▶ **LIST OF TASKS**:
A. In the post on museum internships, what kind of experience was the writer seeking when running into tasks that volunteers are never given?
B. From the post on museum internships, list each benefit of internships named in the second paragraph, starting at "You get to see" and running to the paragraph's end.

--- BEGIN PAGE EXTRACT ---

Experience, Experience, Experience: Internships

Volunteering is an amazing way of getting a taste for the world of museum work and developing your skills and experience. It can also be relatively easy to fit into your life as you can decide how regularly and for how long you want to work for. However, this can mean that the experience you can gain can be very patchy, and you don’t necessarily gain a holistic picture of the sector. As  volunteers, there are also some tasks that you will never be made responsible for (as I found to my intense frustration when on the hunt for documentation experience).

This is where internships are extremely useful. If you have the time (and money) to dedicate entire weeks to working in unpaid positions, or manage to find one that actually pays you,* internships allow you to delve into the world of museum work at a much deeper level.  You get to see how the museum works on a day to day basis, you are trusted with more responsibility,  and you are much more likely to be invited to take part in additional projects. Critically, (although it sounds a little mercenary) they  make your CV look really good, giving the appearance that you have at least some of the experience they are looking for, and showing your commitment to museum work. More than that, it will give you something to talk about during interviews, and give you an insight into issues and objectives of the museum sector in general.

--- END PAGE EXTRACT ---
--- BEGIN PROVIDED RECORDS ---

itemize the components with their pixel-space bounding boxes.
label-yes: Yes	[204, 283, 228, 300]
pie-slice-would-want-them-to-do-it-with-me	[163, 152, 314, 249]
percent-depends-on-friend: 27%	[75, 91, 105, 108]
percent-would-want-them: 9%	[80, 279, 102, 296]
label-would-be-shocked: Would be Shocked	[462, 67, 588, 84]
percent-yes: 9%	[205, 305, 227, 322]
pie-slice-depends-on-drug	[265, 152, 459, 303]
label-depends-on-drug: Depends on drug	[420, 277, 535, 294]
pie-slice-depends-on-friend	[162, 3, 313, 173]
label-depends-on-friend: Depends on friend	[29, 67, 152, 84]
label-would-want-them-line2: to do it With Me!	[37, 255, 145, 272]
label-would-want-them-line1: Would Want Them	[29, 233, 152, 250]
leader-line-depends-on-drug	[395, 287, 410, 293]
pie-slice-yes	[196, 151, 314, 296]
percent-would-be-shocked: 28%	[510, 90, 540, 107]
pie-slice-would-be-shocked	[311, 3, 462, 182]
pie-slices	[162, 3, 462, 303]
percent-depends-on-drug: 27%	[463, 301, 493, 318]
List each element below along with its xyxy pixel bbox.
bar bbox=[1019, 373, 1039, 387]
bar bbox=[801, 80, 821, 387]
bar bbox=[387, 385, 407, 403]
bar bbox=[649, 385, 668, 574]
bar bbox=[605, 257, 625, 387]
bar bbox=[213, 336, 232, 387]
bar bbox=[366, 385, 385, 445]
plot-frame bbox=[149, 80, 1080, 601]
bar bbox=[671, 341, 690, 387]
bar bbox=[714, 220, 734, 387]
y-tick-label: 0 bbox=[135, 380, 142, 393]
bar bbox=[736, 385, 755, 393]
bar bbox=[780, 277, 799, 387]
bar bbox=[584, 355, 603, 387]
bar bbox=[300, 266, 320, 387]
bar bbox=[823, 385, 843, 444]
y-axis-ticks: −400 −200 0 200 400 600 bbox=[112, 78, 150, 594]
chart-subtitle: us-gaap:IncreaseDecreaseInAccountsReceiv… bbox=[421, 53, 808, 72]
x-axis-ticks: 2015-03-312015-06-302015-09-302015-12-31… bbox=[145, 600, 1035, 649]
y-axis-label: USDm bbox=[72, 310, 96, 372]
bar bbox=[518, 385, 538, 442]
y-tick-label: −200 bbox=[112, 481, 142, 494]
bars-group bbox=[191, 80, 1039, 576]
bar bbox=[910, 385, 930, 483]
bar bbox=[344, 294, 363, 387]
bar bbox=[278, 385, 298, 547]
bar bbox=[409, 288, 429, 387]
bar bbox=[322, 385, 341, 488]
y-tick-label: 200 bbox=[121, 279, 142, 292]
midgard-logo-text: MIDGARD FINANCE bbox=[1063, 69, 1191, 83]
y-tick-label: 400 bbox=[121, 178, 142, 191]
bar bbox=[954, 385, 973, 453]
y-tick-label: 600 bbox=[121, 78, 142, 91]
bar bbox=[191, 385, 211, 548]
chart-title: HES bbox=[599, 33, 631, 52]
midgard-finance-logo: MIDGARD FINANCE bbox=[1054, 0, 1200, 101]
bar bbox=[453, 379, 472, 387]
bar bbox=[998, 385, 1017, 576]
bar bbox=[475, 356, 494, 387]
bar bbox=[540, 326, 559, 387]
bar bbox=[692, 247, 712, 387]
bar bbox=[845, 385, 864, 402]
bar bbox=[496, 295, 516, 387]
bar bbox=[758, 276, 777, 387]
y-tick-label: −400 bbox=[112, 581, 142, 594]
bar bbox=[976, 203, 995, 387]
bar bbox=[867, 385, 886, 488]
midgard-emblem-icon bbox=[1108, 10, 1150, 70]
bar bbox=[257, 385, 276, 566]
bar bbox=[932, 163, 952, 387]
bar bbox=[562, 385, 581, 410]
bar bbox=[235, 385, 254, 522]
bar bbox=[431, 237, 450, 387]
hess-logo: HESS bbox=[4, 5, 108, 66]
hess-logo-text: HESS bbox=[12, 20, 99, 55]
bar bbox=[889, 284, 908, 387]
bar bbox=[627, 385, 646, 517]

--- END PROVIDED RECORDS ---

▶ **RESPONSES IN ORDER**:
A. Documentation experience.

B.
- Seeing how the museum works on a day-to-day basis
- Being trusted with more responsibility
- Being more likely to be invited to take part in additional projects
- Making your CV look really good, suggesting relevant experience and showing commitment to museum work
- Having something to talk about during interviews
- Gaining insight into issues and objectives of the museum sector in general